WRITTEN EXERCISE » Rewrite the lines between the one containing "svg-text:8 Jul 2019: 8" and the one containing "svg-text:0.00: 0.00 <box>1637", inclusive, as a numbered list, leaving out any blank lines.

(Bounding box annotations)

----------

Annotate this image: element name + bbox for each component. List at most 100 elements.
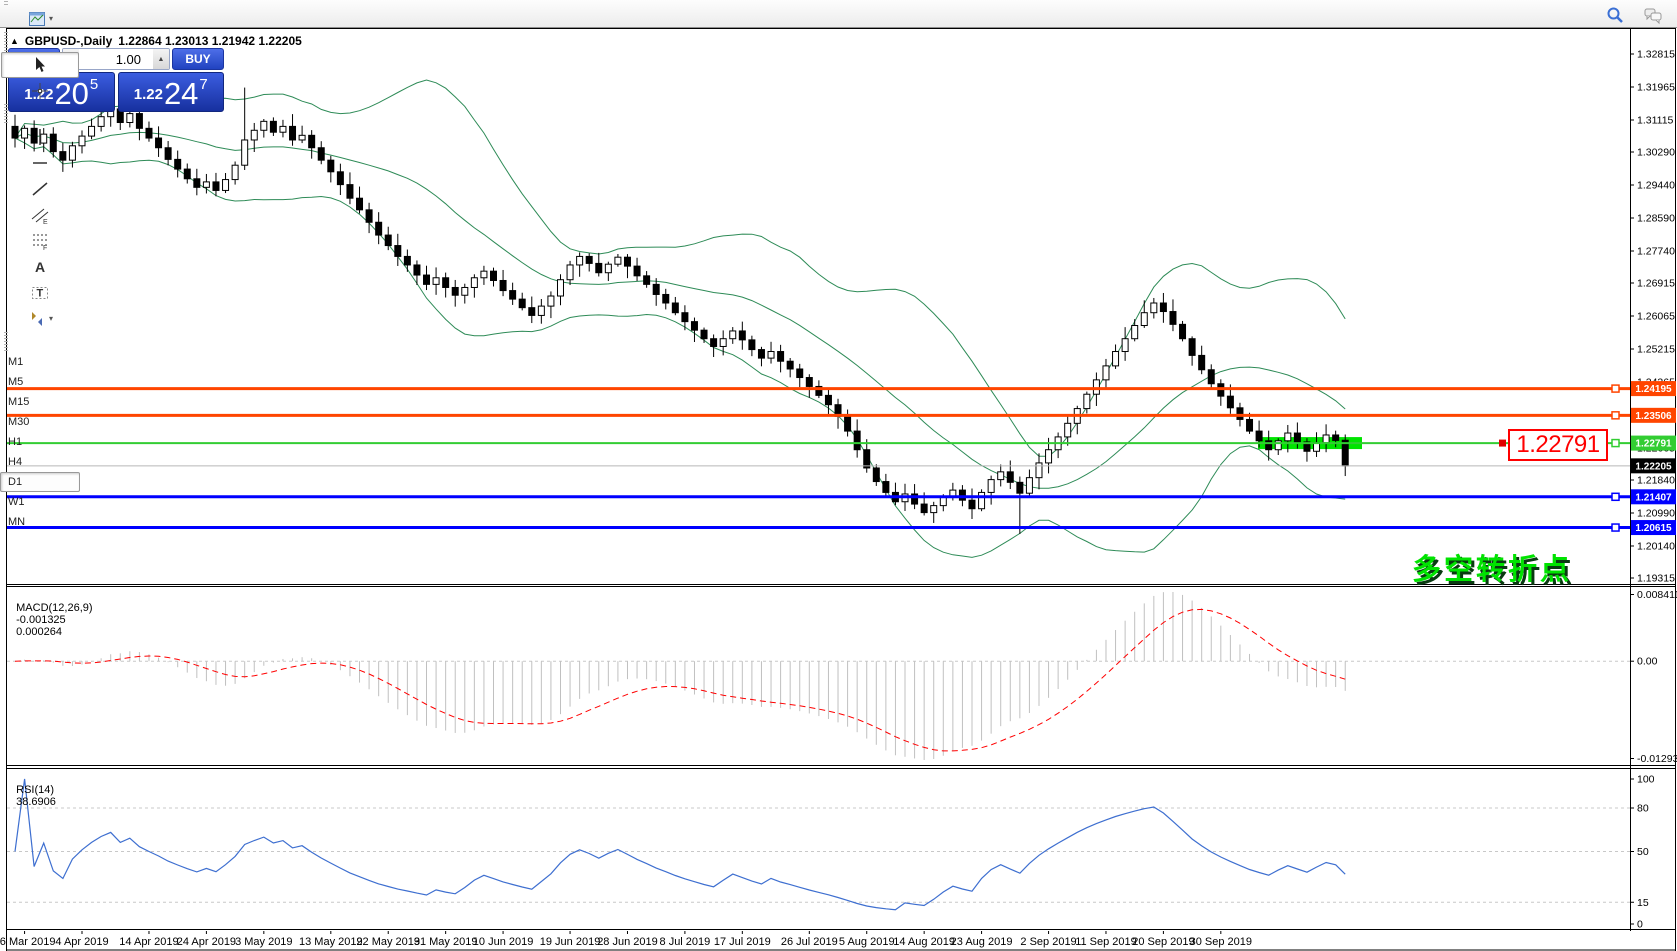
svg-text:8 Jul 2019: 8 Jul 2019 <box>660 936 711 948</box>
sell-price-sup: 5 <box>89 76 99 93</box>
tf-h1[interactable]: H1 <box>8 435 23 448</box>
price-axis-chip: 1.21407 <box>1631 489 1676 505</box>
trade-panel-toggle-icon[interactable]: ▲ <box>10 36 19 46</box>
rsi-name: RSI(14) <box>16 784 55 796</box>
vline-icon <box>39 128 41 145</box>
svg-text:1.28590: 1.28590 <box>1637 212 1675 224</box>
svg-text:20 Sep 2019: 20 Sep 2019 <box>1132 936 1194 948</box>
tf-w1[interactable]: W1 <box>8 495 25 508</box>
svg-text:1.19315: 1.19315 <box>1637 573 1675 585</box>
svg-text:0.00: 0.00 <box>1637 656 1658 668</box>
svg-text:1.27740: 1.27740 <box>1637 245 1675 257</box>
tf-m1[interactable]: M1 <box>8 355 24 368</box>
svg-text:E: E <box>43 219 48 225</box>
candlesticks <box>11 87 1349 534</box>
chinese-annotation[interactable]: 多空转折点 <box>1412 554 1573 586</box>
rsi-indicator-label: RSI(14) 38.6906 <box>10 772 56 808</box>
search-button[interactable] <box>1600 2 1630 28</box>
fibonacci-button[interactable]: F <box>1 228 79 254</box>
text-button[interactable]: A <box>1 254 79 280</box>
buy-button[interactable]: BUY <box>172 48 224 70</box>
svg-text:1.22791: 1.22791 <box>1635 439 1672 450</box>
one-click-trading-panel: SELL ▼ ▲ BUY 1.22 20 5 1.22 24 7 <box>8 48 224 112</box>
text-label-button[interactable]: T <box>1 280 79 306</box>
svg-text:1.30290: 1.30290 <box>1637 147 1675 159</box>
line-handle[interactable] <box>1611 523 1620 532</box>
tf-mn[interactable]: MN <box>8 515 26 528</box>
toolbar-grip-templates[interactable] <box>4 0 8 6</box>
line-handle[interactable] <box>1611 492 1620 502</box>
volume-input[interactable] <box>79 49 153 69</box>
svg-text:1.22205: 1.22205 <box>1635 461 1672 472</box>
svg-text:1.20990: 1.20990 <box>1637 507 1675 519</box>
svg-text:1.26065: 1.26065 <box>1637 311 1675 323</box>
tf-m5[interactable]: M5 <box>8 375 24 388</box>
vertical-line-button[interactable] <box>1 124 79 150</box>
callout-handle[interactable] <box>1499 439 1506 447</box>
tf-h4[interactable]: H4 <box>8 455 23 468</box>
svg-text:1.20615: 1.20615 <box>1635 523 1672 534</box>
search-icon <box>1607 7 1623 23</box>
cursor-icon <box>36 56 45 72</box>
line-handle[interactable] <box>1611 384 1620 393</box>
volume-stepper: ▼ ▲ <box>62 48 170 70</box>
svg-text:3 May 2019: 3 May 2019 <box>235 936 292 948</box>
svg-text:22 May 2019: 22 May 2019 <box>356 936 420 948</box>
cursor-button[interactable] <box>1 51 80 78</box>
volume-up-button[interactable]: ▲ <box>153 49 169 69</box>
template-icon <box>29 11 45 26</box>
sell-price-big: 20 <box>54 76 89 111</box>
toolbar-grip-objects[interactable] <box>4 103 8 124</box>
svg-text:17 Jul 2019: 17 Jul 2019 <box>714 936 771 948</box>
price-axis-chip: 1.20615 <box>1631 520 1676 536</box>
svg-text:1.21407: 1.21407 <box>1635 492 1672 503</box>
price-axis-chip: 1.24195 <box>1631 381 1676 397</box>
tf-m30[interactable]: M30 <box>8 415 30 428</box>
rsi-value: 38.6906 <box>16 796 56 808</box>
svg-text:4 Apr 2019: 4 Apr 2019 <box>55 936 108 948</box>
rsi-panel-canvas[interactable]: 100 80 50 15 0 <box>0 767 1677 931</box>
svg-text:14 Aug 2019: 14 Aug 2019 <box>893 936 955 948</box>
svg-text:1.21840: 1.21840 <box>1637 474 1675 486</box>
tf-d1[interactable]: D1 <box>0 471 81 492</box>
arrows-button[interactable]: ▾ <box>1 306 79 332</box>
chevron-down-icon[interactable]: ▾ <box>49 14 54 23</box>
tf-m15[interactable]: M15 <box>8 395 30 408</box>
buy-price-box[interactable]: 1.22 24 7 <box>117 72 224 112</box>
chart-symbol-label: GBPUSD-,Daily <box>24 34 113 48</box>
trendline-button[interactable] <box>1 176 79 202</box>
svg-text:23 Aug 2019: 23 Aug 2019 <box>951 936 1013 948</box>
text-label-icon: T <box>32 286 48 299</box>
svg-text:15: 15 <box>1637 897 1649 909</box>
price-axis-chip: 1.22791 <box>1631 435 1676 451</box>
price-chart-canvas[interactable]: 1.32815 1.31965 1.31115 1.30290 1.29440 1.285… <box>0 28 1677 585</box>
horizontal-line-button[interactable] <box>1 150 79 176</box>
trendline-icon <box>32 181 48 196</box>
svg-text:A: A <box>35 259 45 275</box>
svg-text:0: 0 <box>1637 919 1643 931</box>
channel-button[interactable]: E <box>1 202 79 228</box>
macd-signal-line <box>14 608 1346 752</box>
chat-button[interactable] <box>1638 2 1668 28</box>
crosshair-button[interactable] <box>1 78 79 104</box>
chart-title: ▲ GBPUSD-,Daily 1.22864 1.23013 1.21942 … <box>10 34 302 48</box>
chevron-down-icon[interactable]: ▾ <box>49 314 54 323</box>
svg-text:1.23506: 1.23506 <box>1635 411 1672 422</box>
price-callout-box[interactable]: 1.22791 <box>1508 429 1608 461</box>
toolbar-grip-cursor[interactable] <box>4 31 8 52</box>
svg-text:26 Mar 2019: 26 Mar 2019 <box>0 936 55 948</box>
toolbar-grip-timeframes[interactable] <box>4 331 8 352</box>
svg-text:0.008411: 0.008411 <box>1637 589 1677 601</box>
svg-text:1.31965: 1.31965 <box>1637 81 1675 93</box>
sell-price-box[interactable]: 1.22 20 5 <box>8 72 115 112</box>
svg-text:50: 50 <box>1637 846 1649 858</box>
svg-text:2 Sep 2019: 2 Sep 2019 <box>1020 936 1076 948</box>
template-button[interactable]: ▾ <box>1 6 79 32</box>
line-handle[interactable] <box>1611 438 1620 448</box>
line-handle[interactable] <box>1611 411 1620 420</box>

----------

RESULT OF THIS TASK »
1. svg-text:8 Jul 2019: 8 Jul 2019 <box>660 936 711 948</box>
2. sell-price-sup: 5 <box>89 76 99 93</box>
3. tf-h1[interactable]: H1 <box>8 435 23 448</box>
4. price-axis-chip: 1.21407 <box>1631 489 1676 505</box>
5. trade-panel-toggle-icon[interactable]: ▲ <box>10 36 19 46</box>
6. rsi-name: RSI(14) <box>16 784 55 796</box>
7. vline-icon <box>39 128 41 145</box>
8. svg-text:1.28590: 1.28590 <box>1637 212 1675 224</box>
9. svg-text:20 Sep 2019: 20 Sep 2019 <box>1132 936 1194 948</box>
10. tf-w1[interactable]: W1 <box>8 495 25 508</box>
11. svg-text:1.19315: 1.19315 <box>1637 573 1675 585</box>
12. svg-text:0.00: 0.00 <box>1637 656 1658 668</box>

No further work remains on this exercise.